Stated exercise 1: From the listing below, copy out word for word only the lines starting at the one that contains "return-20d-cell: 0.27% (425, 153, 504, 167)" and ending at the one that contains "return-120d-cell: 2.06% (582, 91, 645, 105)", with both of those lines included.

Text provided:
* * *

Costs & Finance

Why Doesn't New Zealand Have Government Solar Subsidies?

Why Doesn't New Zealand Have Government Solar Subsidies?

New Zealand has no national solar subsidy, rebate or guaranteed buy-back rate, and there hasn't been one for over a decade. Unlike many countries, our government does not pay you to install panels, nor does it mandate a minimum price retailers must pay for the power you export. The reason comes down to one number: roughly 82 to 87 percent of our electricity already comes from renewable sources (hydro, geothermal and wind), per the Ministry of Business, Innovation and Employment (MBIE) Electricity Statistics. When your grid is already mostly green, the case for spending taxpayer money to push rooftop solar is far weaker than it is somewhere burning coal and gas. The good news: thanks to falling panel prices, solar in New Zealand now stacks up on its own merits for a lot of homes, no handout required.

The short history of why we have no subsidy

To understand the present, it helps to know how we got here. Plenty of countries threw money at rooftop solar in the 2010s because their power was filthy and they needed to clean it up fast. We were never in that position.

New Zealand's electricity has been dominated by renewable generation since the great hydro dams went in last century. The Electricity Authority and MBIE both report our generation mix sitting comfortably in the low-to-mid 80s percent renewable in most years, occasionally higher in a wet year with full hydro lakes. That single fact has shaped every government's thinking on solar.

The logic from successive governments, both Labour-led and National-led, has been roughly this: if a dollar of public money is meant to cut carbon, it goes further almost anywhere other than subsidising solar panels on a house already plugged into a renewable grid. Insulation, clean transport and decarbonising industrial heat all deliver more emissions reduction per dollar.

EECA's role, and what it actually funds

The Energy Efficiency and Conservation Authority (EECA) is the agency most people assume would run a solar rebate. It doesn't, and it never really has for residential rooftop solar.

EECA's flagship household programme has long been Warmer Kiwi Homes, which co-funds insulation and efficient heaters (heat pumps) for lower-income owner-occupiers. The thinking is straightforward: a warm, dry, properly insulated home delivers more health and energy benefit per dollar than panels on the roof. EECA has dabbled in solar through specific trials and the occasional community or papakāinga project, but there has never been a broad "get money back on your panels" scheme for the average homeowner.

So if you've been waiting for EECA to announce a residential solar rebate, that wait has been going for more than ten years, and there's no sign it's about to end.

Wait, didn't we used to have a guaranteed export rate?

Not a guaranteed one, no. This is where a lot of confusion comes from, because overseas a mandated export rate is a legally required, often generous price the grid must pay you for exported solar.

New Zealand never legislated that. What we have instead is a voluntary, retailer-set buy-back rate. Each power company decides for itself what it pays for the surplus solar you push back to the grid, and those rates vary a lot. They are also generally well below the price you pay to buy power back, which is the single biggest thing that shapes whether solar pencils out here.

* * *

Stated exercise 2: According to the text on New Zealand solar subsidies, what is EECA's flagship household programme?

Input data:
* * *

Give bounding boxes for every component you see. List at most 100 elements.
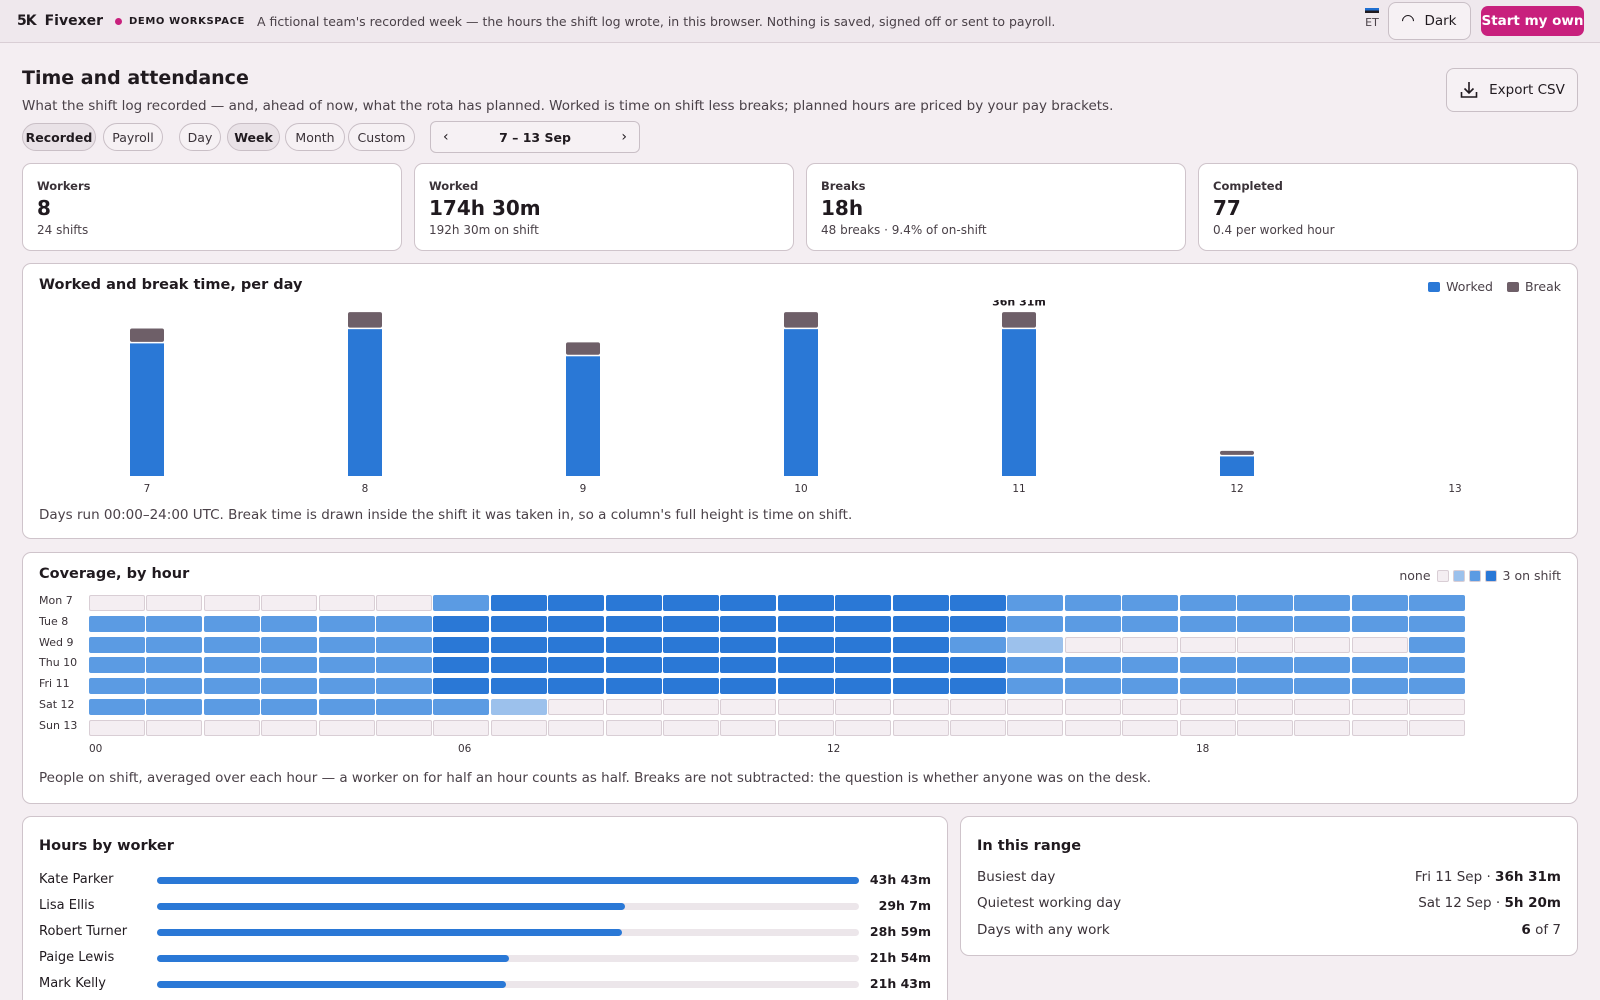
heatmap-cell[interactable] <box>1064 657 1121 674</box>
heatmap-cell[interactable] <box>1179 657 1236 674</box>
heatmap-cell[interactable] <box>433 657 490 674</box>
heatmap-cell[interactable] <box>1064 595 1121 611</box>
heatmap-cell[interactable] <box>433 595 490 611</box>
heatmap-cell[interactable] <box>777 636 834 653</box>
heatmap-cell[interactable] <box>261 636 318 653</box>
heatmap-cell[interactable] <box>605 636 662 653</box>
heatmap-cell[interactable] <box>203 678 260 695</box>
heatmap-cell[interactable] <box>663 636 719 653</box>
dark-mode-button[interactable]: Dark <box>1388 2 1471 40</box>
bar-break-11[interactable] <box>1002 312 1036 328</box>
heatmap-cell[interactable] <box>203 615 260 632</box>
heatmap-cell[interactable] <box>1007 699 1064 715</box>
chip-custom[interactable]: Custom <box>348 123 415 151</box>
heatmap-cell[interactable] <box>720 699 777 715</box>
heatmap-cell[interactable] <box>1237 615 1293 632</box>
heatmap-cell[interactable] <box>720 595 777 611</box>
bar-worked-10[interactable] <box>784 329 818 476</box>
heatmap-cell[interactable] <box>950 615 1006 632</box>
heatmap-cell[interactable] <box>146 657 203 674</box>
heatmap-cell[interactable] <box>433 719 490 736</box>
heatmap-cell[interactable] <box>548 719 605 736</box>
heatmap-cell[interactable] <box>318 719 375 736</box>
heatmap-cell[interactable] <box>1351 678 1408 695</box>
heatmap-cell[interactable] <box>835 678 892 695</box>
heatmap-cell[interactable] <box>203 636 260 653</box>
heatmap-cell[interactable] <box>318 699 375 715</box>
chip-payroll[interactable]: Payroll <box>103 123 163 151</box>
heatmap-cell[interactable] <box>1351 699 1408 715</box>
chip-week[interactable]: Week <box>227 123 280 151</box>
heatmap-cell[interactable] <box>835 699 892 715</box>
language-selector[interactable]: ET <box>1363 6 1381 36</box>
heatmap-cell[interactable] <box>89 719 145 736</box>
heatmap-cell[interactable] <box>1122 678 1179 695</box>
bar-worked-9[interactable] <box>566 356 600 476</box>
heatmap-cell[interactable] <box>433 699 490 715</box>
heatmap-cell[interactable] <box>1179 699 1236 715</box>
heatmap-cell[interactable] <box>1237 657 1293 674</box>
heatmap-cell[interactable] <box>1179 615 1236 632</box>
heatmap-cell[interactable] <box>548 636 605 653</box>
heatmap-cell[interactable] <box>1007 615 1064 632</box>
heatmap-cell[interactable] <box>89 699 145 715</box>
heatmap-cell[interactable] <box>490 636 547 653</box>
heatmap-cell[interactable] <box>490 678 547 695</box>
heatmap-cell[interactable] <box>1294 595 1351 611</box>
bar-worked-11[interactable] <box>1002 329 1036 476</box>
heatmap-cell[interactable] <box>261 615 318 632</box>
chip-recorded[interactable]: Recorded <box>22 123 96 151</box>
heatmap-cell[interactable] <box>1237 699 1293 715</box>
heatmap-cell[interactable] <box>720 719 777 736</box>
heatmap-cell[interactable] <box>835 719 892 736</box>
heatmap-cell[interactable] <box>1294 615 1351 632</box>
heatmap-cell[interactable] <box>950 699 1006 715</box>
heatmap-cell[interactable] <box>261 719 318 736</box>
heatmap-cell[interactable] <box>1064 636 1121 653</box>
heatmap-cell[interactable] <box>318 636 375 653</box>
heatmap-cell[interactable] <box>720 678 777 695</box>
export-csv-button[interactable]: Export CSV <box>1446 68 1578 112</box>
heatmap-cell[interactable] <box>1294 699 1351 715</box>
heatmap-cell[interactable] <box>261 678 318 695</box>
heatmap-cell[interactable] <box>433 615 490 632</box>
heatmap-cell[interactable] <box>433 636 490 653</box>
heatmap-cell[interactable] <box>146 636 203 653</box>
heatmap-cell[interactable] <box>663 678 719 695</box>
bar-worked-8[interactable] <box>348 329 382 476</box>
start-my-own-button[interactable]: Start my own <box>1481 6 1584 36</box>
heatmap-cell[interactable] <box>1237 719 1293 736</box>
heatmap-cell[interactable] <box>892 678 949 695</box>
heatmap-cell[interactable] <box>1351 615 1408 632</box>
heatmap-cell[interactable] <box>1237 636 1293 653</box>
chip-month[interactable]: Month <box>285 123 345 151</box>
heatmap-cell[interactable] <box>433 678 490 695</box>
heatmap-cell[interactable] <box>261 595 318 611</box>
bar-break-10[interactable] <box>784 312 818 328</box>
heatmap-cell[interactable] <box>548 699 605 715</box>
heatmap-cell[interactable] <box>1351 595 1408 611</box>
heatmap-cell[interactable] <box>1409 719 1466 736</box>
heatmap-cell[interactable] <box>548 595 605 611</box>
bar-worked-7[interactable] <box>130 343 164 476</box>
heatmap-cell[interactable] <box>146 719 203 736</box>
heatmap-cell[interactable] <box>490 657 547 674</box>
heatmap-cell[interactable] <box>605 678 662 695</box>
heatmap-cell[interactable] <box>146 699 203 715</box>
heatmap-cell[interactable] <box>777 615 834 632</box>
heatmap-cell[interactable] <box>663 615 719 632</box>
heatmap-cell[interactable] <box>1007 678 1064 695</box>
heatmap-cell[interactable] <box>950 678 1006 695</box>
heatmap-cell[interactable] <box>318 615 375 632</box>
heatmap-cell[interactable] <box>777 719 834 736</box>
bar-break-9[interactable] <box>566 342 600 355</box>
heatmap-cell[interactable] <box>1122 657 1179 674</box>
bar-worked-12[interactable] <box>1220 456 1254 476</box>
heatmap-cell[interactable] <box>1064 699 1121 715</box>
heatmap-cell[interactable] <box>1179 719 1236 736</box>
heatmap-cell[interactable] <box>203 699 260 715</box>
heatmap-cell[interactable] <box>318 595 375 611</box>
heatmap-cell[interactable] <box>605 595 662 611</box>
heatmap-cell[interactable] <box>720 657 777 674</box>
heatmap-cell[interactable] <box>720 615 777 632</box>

* * *

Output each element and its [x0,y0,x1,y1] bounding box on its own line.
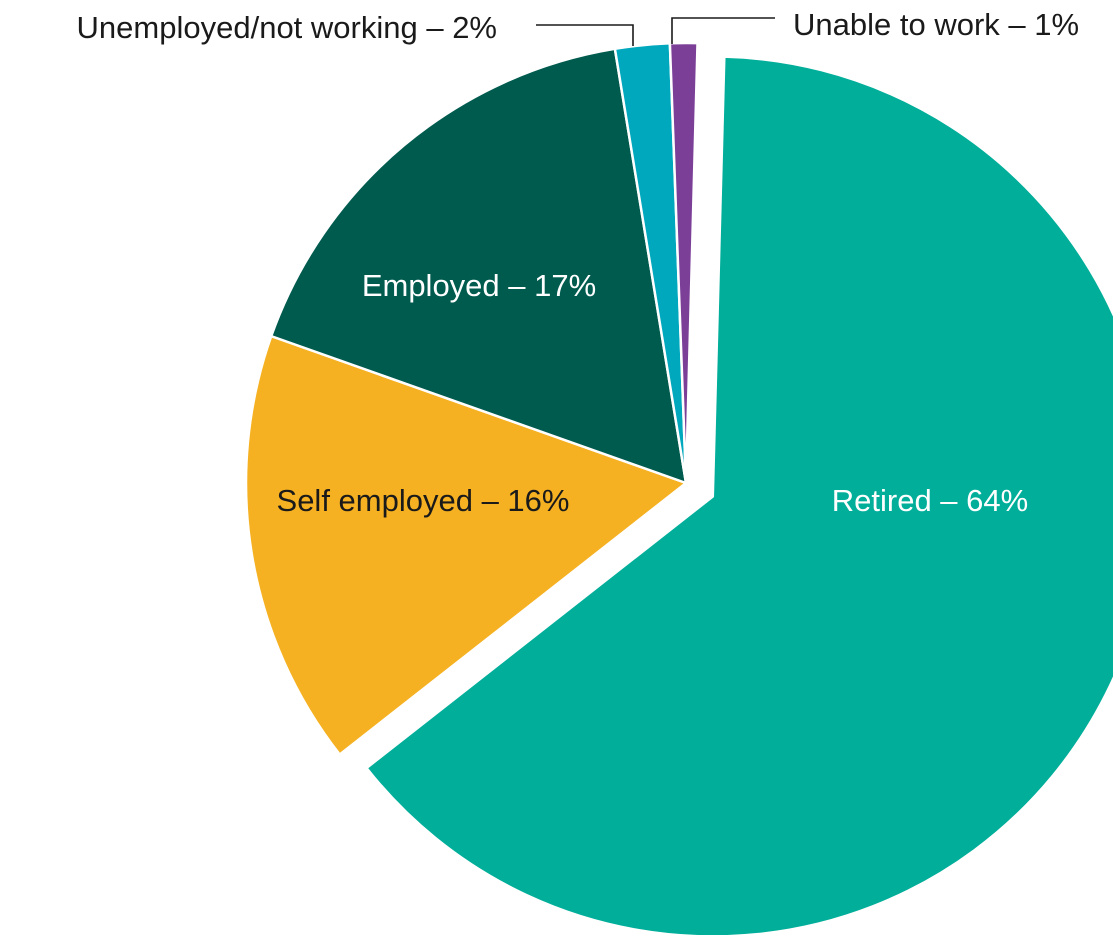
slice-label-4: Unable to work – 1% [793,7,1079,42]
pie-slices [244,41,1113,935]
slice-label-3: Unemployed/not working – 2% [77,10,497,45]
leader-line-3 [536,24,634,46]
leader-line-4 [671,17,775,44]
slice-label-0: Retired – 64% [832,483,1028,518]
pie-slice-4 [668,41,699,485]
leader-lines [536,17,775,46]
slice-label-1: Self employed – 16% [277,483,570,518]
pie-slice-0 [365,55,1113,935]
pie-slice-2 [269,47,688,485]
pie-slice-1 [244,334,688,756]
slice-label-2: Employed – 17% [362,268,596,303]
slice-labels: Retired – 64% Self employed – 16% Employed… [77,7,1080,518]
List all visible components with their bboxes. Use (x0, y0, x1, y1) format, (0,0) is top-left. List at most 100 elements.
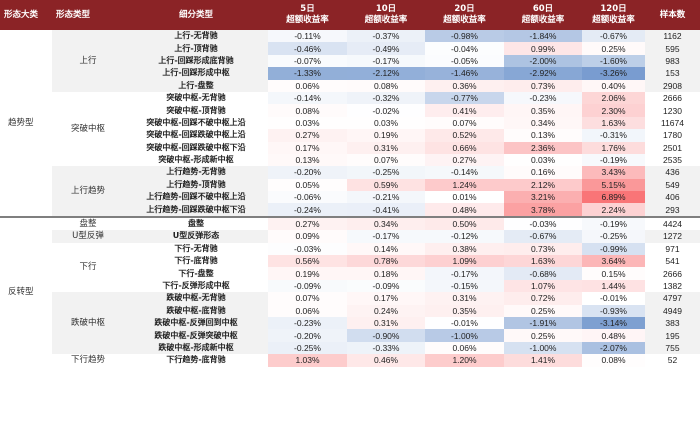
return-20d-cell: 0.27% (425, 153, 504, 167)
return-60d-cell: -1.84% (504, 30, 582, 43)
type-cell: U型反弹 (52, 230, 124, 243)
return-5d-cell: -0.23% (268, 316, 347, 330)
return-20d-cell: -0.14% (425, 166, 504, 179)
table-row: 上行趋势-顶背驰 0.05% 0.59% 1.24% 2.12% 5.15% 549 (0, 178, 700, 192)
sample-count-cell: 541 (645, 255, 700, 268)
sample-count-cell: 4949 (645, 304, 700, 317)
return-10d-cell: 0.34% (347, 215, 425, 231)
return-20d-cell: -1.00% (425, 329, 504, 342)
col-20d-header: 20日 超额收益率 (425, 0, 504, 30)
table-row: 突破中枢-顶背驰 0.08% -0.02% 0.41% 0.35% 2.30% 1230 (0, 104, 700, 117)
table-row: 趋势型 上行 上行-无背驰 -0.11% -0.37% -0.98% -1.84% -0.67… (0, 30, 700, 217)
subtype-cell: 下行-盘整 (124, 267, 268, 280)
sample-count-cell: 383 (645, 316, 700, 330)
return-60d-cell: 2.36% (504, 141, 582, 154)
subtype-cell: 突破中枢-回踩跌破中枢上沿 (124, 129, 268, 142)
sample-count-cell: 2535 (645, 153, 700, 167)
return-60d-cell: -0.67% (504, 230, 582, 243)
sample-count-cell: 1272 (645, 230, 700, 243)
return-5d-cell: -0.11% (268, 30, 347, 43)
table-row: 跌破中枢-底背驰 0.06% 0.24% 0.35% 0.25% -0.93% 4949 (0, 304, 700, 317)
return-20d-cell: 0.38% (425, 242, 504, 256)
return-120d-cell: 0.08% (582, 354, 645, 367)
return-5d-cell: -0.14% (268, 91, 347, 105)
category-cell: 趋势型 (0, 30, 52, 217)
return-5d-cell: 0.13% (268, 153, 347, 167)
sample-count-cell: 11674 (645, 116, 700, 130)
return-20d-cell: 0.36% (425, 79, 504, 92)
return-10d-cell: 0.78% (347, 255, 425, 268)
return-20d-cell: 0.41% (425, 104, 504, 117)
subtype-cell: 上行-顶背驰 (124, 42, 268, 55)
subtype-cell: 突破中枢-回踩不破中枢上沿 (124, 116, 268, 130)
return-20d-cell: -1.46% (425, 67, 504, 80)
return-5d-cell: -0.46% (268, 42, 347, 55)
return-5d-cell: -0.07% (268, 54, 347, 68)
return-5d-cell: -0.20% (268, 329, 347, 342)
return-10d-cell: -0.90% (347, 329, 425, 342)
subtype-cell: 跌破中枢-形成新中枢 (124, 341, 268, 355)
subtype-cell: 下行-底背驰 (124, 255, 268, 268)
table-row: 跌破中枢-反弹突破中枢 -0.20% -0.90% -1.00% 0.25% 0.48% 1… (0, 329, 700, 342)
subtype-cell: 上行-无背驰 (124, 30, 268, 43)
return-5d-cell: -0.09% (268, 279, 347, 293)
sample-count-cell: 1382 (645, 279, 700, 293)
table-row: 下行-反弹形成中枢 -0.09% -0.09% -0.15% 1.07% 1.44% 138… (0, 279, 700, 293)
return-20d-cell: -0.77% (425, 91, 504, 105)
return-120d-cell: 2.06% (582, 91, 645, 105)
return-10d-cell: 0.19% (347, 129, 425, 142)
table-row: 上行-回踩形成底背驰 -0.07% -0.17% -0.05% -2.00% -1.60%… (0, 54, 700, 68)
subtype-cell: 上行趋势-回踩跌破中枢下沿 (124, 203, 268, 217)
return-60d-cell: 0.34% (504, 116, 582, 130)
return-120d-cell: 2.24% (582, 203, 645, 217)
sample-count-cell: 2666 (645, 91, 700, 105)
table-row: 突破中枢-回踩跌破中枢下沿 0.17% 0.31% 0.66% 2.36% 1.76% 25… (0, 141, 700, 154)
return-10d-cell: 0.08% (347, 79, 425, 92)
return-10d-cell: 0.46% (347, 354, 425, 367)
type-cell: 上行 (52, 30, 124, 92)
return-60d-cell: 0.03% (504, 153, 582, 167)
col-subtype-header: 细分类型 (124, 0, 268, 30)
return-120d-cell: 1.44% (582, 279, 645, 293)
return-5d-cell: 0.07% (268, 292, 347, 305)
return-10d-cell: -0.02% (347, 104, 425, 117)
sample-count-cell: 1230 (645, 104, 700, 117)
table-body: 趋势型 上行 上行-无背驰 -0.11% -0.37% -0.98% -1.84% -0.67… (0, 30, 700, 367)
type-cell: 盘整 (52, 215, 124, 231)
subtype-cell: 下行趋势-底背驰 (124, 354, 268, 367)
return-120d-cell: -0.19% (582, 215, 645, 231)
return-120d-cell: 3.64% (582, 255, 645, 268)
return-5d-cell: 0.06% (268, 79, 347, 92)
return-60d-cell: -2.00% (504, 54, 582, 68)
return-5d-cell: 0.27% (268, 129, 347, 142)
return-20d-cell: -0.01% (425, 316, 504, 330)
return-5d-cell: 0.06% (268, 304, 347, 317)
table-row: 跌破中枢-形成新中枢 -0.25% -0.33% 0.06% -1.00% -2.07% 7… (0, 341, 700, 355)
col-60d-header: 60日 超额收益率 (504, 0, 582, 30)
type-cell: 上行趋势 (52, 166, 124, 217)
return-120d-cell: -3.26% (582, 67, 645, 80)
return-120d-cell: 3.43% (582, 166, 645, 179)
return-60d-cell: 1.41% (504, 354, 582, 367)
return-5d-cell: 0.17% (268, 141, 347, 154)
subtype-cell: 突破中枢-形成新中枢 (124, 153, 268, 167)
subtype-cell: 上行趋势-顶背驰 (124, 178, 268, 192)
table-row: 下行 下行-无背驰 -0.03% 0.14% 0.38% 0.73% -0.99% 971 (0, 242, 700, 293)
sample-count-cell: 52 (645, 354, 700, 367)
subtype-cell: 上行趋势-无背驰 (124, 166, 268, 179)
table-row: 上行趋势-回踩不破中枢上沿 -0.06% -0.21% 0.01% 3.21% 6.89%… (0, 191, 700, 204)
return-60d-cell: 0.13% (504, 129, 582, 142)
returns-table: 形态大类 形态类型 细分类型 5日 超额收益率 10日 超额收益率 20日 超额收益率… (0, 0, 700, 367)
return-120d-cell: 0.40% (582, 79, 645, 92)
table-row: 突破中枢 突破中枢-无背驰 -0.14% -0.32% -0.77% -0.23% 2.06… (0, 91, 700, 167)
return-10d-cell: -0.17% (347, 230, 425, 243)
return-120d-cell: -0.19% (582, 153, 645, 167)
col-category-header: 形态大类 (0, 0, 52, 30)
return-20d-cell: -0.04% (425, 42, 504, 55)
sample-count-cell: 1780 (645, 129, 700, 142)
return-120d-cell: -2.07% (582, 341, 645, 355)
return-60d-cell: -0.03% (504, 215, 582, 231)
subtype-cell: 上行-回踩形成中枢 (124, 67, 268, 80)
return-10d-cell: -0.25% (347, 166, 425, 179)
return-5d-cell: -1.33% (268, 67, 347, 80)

* * *

Solution 1:
return-20d-cell: 0.27% (425, 153, 504, 167)
return-60d-cell: -1.84% (504, 30, 582, 43)
type-cell: U型反弹 (52, 230, 124, 243)
return-5d-cell: -0.23% (268, 316, 347, 330)
return-20d-cell: -0.14% (425, 166, 504, 179)
table-row: 上行趋势-顶背驰 0.05% 0.59% 1.24% 2.12% 5.15% 549 (0, 178, 700, 192)
sample-count-cell: 541 (645, 255, 700, 268)
sample-count-cell: 4949 (645, 304, 700, 317)
return-10d-cell: 0.34% (347, 215, 425, 231)
return-20d-cell: -1.00% (425, 329, 504, 342)
col-20d-header: 20日 超额收益率 (425, 0, 504, 30)
table-row: 突破中枢-顶背驰 0.08% -0.02% 0.41% 0.35% 2.30% 1230 (0, 104, 700, 117)
table-row: 趋势型 上行 上行-无背驰 -0.11% -0.37% -0.98% -1.84% -0.67… (0, 30, 700, 217)
subtype-cell: 下行-盘整 (124, 267, 268, 280)
sample-count-cell: 383 (645, 316, 700, 330)
return-60d-cell: 2.36% (504, 141, 582, 154)
subtype-cell: 突破中枢-回踩跌破中枢上沿 (124, 129, 268, 142)
sample-count-cell: 2535 (645, 153, 700, 167)
return-60d-cell: -0.67% (504, 230, 582, 243)
sample-count-cell: 1272 (645, 230, 700, 243)
return-5d-cell: -0.11% (268, 30, 347, 43)
table-row: 跌破中枢-底背驰 0.06% 0.24% 0.35% 0.25% -0.93% 4949 (0, 304, 700, 317)
return-20d-cell: 0.38% (425, 242, 504, 256)
return-120d-cell: 0.08% (582, 354, 645, 367)
return-5d-cell: -0.14% (268, 91, 347, 105)
category-cell: 趋势型 (0, 30, 52, 217)
return-5d-cell: 0.13% (268, 153, 347, 167)
sample-count-cell: 11674 (645, 116, 700, 130)
return-20d-cell: 0.36% (425, 79, 504, 92)
return-10d-cell: 0.78% (347, 255, 425, 268)
return-20d-cell: 0.41% (425, 104, 504, 117)
subtype-cell: 上行-顶背驰 (124, 42, 268, 55)
subtype-cell: 突破中枢-回踩不破中枢上沿 (124, 116, 268, 130)
return-20d-cell: -1.46% (425, 67, 504, 80)
return-5d-cell: -0.46% (268, 42, 347, 55)
return-5d-cell: -0.07% (268, 54, 347, 68)
return-5d-cell: -0.20% (268, 329, 347, 342)
return-10d-cell: -0.90% (347, 329, 425, 342)
subtype-cell: 跌破中枢-形成新中枢 (124, 341, 268, 355)
subtype-cell: 下行-底背驰 (124, 255, 268, 268)
table-row: 跌破中枢-反弹突破中枢 -0.20% -0.90% -1.00% 0.25% 0.48% 1… (0, 329, 700, 342)
subtype-cell: 上行-无背驰 (124, 30, 268, 43)
return-5d-cell: -0.09% (268, 279, 347, 293)
sample-count-cell: 1382 (645, 279, 700, 293)
table-row: 下行-反弹形成中枢 -0.09% -0.09% -0.15% 1.07% 1.44% 138… (0, 279, 700, 293)
return-20d-cell: -0.77% (425, 91, 504, 105)
return-120d-cell: 2.06% (582, 91, 645, 105)

Solution 2: Warmer Kiwi Homes